La sinistra è a pezzi e noi non stiamo meglio. Né come finanze, né come peso nell’opinione, né fra di noi. «Isoletta socialista», senza padroni, non ci troviamo di fronte a qualcosa che avevamo già intravisto nei socialismi reali: produttività scarsa, demotivazione, fine di un progetto comune, ciascuno per sé, insofferenza verso gli altri?

Quando ho lasciato la redazione nel 1993, battuta dall’assemblea la proposta di applicare una piccola dose di Marx anche a noi stessi, ho sperato che le cose ci avrebbero fatto crescere, che occorreva calma e pazienza. Il 10 novembre mi sono finite tutte e due. Datevi una mossa.

* gli ALTRI, 16.11.2009


Rossanda, sul comunismo avete sbagliato anche voi

di Piero Sansonetti *

Come molte altre persone di sinistra della mia generazione - cioè di quella che ha iniziato a fare politica nel 1968 - ho per Rossana Rossanda una stima che sconfina nella venerazione. Quindi mi è molto difficile polemizzare con lei, sono intimidito e affetto da complesso di inferiorità. Però questo articolo che Rossanda ha scritto per il Manifesto subito dopo l’anniversario della caduta del muro di Berlino (articolo molto polemico con il suo giornale e con tutta la sinistra; articolo intitolato: "il mio dissenso") mi ha messo di fronte al"mio" dissenso da Rossana Rossanda e questa volta voglio esprimerlo. Anche perché non è solo un dissenso, e un disagio, verso il pensiero politico di Rossanda; ma è una cosa più ampia, che riguarda quasi tutti i padri nobili della sinistra italiana, cioè i miei maestri - da Ingrao, a Tronti e tanti altri - e una certa loro "pigrizia" - se posso usare questa parola un po’ aspra - che da tanto tempo vorrei rimproveragli ma no oso. Stavolta oso.

Riassumo tre dei concetti espressi da Rossanda nell’articolo che pubblichiamo qui sopra. Il primo è una affermazione presa a prestito da Hannah Arendt: finiremo con il ritrovarci in una società americanizzata, cioè in una condizione di libertà politica e schiavitù sociale. Il secondo è una domanda: dove è cominciato l’errore - si chiede Rossanda - con Stalin, con Lenin, con Marx? Il terzo è l’analisi dell’errore. Che in sostanza - schematizzo - consiste nel non aver saputo difendere lo Stato dal mercato, il lavoro dal capitale, e perciò essere rimasti senza un pensiero e una pratica anti-capitalistici.

Perché dissento? Provo a dirlo molto schematicamente. Io semplicemente credo che l’errore che ha fatto fallire la rivoluzione d’ottobre, e ha cancellato il comunismo, è un errore che sta nella rivoluzione d’ottobre e nel comunismo. E sta nel terzo concetto espresso da Rossanda: non penso che il problema della sinistra sia stata la sua incapacità di costruire una fortezza di idee anticapitaliste, credo che sia stato l’opposto: pensare che l’anticapitalismo fosse tutto - fosse esauriente - e che il sapersi battere eroicamente sulla trincea dove si scontrano capitale e lavoro salariato fosse risolutivo. Penso che nessuna delle due cose sia vera oggi, e penso - soprattutto - che non fosse vera nemmeno all’inizio del cammino. Il capitalismo è un aspetto, una fase, un versante della storia della sopraffazione: non è possibile separarlo da tutto il resto, consideralo l’unica fonte della sopraffazione e contentarsi di questo.

====

#### [ISTRUZIONI DA SEGUIRE]
Stampa senza alcuna modifica il passo del testo sulla sinistra e il comunismo che comincia con "Riassumo tre dei" e termina con "una pratica anti-capitalistici.".

====

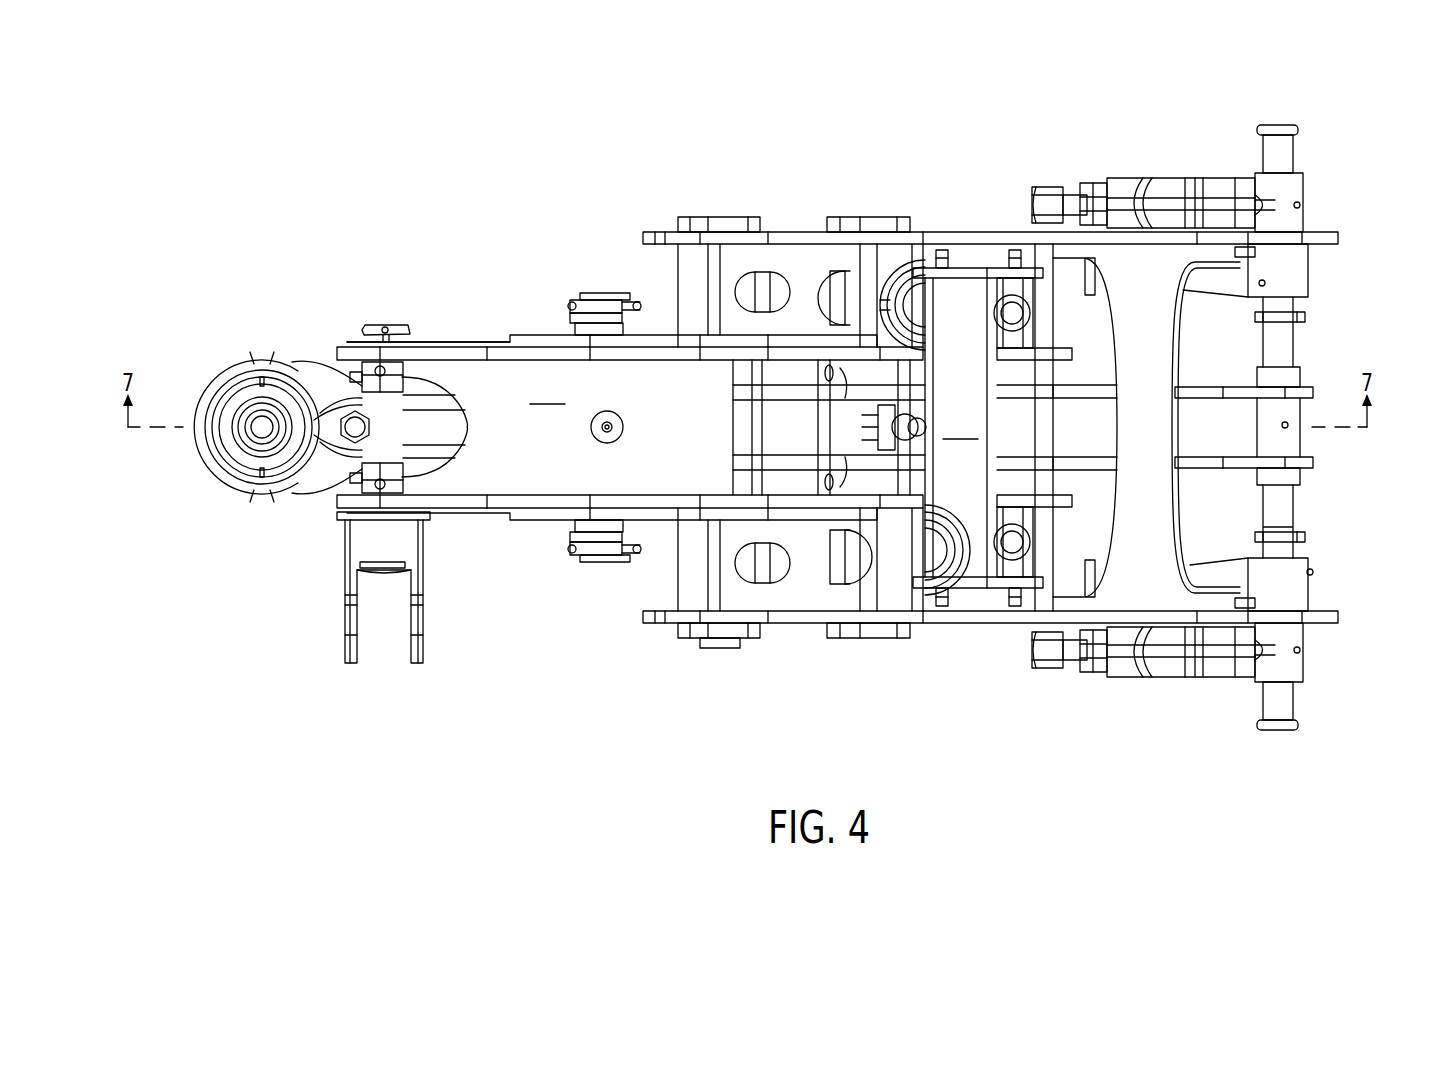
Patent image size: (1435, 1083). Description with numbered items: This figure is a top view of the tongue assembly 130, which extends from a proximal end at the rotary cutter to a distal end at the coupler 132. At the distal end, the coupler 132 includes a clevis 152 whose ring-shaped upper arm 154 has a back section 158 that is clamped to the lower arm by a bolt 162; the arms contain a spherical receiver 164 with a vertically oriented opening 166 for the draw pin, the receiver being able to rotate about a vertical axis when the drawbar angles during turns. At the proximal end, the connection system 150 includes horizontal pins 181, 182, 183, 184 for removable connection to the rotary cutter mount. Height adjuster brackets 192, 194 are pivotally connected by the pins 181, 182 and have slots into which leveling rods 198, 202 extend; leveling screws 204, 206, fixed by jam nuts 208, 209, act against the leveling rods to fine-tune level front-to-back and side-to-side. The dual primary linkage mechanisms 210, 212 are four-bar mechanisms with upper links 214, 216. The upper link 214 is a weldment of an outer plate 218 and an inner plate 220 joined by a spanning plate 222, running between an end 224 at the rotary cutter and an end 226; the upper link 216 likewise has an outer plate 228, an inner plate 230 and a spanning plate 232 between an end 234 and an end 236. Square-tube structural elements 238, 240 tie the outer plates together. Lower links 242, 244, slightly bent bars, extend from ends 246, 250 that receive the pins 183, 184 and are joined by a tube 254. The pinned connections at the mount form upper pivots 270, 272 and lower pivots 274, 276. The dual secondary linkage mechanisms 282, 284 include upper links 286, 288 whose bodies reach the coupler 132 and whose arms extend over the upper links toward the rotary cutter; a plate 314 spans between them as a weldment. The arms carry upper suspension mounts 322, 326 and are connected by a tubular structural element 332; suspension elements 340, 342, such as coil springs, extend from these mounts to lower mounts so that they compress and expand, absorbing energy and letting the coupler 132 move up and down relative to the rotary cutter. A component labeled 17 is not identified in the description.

The bolt 17 is at (387, 325).
The tongue assembly 130 is at (804, 224).
The coupler 132 is at (238, 356).
The connection system 150 is at (1302, 426).
The clevis 152 is at (305, 370).
The upper arm 154 is at (205, 443).
The back section 158 is at (332, 477).
The bolt 162 is at (366, 428).
The spherical receiver 164 is at (230, 408).
The opening 166 is at (259, 427).
The pin 181 is at (1277, 313).
The pin 182 is at (1278, 548).
The pin 183 is at (1278, 347).
The pin 184 is at (1280, 500).
The height adjuster bracket 192 is at (1210, 178).
The height adjuster bracket 194 is at (1203, 680).
The leveling rod 198 is at (1167, 178).
The leveling rod 202 is at (1153, 677).
The leveling screw 204 is at (1043, 203).
The leveling screw 206 is at (1043, 668).
The jam nut 208 is at (1110, 182).
The jam nut 209 is at (1110, 680).
The primary linkage mechanism 210 is at (1109, 170).
The primary linkage mechanism 212 is at (1110, 704).
The upper link 214 is at (775, 232).
The upper link 216 is at (800, 638).
The outer plate 218 is at (792, 243).
The inner plate 220 is at (668, 305).
The spanning plate 222 is at (803, 287).
The end 224 is at (1338, 238).
The end 226 is at (510, 337).
The outer plate 228 is at (958, 613).
The inner plate 230 is at (648, 512).
The spanning plate 232 is at (778, 600).
The end 234 is at (1338, 617).
The end 236 is at (510, 513).
The structural element 238 is at (878, 638).
The structural element 240 is at (728, 645).
The lower link 242 is at (1093, 383).
The lower link 244 is at (1093, 470).
The end 246 is at (1313, 392).
The end 250 is at (1313, 463).
The tube 254 is at (1273, 437).
The upper pivot 270 is at (1309, 293).
The upper pivot 272 is at (1309, 561).
The lower pivot 274 is at (1297, 373).
The lower pivot 276 is at (1300, 482).
The secondary linkage mechanism 282 is at (449, 329).
The secondary linkage mechanism 284 is at (472, 524).
The upper link 286 is at (570, 358).
The upper link 288 is at (688, 522).
The plate 314 is at (728, 427).
The upper suspension mount 322 is at (1005, 310).
The upper suspension mount 326 is at (1005, 545).
The tubular structural element 332 is at (978, 419).
The suspension element 340 is at (905, 308).
The suspension element 342 is at (908, 548).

====

#### [SOLUZIONE QUI SOTTO]
Riassumo tre dei concetti espressi da Rossanda nell’articolo che pubblichiamo qui sopra. Il primo è una affermazione presa a prestito da Hannah Arendt: finiremo con il ritrovarci in una società americanizzata, cioè in una condizione di libertà politica e schiavitù sociale. Il secondo è una domanda: dove è cominciato l’errore - si chiede Rossanda - con Stalin, con Lenin, con Marx? Il terzo è l’analisi dell’errore. Che in sostanza - schematizzo - consiste nel non aver saputo difendere lo Stato dal mercato, il lavoro dal capitale, e perciò essere rimasti senza un pensiero e una pratica anti-capitalistici.